**Exercise data**:
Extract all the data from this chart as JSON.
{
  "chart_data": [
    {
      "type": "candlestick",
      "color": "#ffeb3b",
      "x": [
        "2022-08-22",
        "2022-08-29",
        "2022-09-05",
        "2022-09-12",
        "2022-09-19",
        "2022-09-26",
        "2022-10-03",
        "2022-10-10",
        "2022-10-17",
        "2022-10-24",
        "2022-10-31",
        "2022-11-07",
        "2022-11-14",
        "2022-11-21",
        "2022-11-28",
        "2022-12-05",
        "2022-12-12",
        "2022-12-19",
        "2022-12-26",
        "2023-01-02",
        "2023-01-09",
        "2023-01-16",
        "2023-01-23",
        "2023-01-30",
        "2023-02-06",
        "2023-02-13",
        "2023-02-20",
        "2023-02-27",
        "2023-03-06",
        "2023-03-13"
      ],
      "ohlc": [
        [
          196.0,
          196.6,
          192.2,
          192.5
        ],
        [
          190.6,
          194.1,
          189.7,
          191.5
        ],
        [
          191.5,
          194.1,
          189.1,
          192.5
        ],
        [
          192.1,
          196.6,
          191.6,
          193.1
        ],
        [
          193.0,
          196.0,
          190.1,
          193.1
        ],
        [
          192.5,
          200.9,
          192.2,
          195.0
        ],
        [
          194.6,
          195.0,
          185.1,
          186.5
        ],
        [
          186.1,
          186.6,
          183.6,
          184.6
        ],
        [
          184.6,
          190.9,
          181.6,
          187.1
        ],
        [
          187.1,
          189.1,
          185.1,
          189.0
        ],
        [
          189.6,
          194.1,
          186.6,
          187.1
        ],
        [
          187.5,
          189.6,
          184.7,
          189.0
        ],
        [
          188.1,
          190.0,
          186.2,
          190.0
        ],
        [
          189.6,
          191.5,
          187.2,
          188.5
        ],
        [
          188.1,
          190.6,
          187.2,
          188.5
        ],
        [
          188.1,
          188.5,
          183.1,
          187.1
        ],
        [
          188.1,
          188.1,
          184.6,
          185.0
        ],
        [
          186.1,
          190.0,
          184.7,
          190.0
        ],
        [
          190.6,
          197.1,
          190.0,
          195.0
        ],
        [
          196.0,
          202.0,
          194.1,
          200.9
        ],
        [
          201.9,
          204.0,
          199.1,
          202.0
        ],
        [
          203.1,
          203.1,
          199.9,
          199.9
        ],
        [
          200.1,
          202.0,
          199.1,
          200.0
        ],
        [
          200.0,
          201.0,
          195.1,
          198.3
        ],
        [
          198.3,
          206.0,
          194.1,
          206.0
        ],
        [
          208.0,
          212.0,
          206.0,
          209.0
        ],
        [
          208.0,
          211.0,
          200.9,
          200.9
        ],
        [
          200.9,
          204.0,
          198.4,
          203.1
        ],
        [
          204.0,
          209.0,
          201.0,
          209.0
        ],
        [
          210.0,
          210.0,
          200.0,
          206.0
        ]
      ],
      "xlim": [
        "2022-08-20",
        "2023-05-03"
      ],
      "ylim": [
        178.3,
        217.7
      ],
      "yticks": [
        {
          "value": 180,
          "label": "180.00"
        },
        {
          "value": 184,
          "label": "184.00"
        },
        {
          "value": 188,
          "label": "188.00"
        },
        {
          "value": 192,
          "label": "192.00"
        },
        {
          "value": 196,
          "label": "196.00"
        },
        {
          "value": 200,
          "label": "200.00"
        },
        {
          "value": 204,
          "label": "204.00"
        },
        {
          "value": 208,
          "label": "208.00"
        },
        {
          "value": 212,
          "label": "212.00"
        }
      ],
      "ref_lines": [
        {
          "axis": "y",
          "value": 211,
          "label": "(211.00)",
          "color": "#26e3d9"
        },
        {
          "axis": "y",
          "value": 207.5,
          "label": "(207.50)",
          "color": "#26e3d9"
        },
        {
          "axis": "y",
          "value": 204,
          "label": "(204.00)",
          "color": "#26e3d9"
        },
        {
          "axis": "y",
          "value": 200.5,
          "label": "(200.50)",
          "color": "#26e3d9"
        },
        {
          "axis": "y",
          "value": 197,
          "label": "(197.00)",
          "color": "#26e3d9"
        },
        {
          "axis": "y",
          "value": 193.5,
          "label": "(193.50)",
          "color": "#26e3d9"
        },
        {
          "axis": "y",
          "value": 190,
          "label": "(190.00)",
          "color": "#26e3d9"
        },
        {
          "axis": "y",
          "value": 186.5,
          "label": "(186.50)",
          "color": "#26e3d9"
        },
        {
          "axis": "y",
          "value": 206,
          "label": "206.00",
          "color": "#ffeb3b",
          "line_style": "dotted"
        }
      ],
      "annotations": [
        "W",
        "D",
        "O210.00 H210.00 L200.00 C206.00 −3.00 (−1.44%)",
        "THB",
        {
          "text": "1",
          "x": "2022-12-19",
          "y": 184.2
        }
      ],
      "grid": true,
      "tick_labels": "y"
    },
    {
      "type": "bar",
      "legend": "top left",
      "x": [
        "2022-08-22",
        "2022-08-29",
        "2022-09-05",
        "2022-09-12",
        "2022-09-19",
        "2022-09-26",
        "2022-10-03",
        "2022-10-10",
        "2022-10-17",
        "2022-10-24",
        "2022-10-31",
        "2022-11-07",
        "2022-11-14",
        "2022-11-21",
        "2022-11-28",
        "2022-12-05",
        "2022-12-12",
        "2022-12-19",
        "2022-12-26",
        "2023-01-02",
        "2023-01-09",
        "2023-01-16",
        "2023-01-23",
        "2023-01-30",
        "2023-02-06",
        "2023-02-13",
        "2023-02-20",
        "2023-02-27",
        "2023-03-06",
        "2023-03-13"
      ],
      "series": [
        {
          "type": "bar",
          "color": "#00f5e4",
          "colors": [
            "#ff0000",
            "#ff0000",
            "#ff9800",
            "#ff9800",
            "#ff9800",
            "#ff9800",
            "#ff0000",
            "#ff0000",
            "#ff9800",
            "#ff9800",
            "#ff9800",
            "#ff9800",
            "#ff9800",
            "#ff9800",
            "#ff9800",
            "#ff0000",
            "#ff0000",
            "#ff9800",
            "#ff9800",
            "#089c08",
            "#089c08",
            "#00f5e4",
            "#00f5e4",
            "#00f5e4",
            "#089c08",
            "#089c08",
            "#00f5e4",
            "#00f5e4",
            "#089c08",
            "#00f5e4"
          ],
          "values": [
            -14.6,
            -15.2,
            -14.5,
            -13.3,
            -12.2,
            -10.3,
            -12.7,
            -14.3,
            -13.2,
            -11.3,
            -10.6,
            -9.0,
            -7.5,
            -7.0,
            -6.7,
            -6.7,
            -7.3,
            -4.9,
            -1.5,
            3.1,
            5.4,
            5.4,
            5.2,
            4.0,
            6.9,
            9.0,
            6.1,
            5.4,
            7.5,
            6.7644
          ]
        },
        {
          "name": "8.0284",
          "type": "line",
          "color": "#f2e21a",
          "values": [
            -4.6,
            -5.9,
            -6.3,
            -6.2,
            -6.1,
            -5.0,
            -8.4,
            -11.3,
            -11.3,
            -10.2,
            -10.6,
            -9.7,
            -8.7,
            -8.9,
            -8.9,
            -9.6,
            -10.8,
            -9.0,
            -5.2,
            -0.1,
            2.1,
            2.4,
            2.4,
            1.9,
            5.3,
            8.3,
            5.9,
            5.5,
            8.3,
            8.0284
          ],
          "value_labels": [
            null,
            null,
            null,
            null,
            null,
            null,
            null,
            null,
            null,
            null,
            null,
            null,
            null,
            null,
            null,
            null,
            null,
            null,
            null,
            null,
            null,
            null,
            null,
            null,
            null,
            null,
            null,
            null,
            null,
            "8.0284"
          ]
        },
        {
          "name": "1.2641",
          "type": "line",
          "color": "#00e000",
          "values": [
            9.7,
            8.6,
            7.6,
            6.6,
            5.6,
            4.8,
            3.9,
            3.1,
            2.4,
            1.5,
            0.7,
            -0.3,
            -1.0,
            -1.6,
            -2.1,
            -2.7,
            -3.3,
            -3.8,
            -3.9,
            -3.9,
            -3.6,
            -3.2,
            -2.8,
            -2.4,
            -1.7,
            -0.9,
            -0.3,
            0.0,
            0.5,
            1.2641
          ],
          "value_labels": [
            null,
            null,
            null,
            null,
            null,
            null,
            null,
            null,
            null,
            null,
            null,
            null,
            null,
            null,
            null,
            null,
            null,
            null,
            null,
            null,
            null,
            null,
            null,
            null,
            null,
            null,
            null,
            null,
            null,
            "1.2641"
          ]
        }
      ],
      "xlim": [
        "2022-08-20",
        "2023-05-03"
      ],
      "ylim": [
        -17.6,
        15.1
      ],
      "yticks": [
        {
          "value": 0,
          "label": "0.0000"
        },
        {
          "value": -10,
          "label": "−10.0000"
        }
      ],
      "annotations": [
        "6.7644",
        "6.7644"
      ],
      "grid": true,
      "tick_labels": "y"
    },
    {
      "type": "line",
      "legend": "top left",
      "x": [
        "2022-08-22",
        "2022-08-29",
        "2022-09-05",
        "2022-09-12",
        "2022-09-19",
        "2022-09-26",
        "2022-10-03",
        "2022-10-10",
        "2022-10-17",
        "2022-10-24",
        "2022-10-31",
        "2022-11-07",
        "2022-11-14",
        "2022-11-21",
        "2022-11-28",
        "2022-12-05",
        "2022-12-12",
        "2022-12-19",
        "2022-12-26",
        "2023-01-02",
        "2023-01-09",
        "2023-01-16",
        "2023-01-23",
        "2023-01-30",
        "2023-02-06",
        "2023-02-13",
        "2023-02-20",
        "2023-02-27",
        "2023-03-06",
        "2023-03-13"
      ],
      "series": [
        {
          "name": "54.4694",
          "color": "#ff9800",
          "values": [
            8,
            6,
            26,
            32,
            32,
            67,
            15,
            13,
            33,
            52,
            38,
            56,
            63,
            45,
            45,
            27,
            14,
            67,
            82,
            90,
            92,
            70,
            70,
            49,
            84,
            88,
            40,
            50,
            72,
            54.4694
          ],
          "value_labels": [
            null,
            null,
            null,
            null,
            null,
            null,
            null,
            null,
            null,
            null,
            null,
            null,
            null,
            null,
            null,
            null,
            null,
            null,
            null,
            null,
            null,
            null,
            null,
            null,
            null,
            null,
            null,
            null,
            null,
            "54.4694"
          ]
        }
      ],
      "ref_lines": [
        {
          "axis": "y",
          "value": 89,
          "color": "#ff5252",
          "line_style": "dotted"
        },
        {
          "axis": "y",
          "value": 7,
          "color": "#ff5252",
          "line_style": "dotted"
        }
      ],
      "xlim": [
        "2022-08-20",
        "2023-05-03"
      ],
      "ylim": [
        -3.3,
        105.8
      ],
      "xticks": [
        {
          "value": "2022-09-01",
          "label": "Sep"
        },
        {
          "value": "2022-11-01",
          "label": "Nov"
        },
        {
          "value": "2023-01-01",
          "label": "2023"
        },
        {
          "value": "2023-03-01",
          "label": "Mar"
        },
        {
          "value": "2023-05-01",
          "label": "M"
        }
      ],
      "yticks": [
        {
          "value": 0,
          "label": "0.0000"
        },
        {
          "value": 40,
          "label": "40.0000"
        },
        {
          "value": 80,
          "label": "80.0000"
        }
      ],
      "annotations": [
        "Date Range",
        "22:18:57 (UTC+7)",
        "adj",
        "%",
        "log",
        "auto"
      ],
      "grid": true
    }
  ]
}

**Exercise directions**: Filter the entries above down to the lines containing the word "type".

**Expected answer**:
      "type": "candlestick",
      "type": "bar",
          "type": "bar",
          "type": "line",
          "type": "line",
      "type": "line",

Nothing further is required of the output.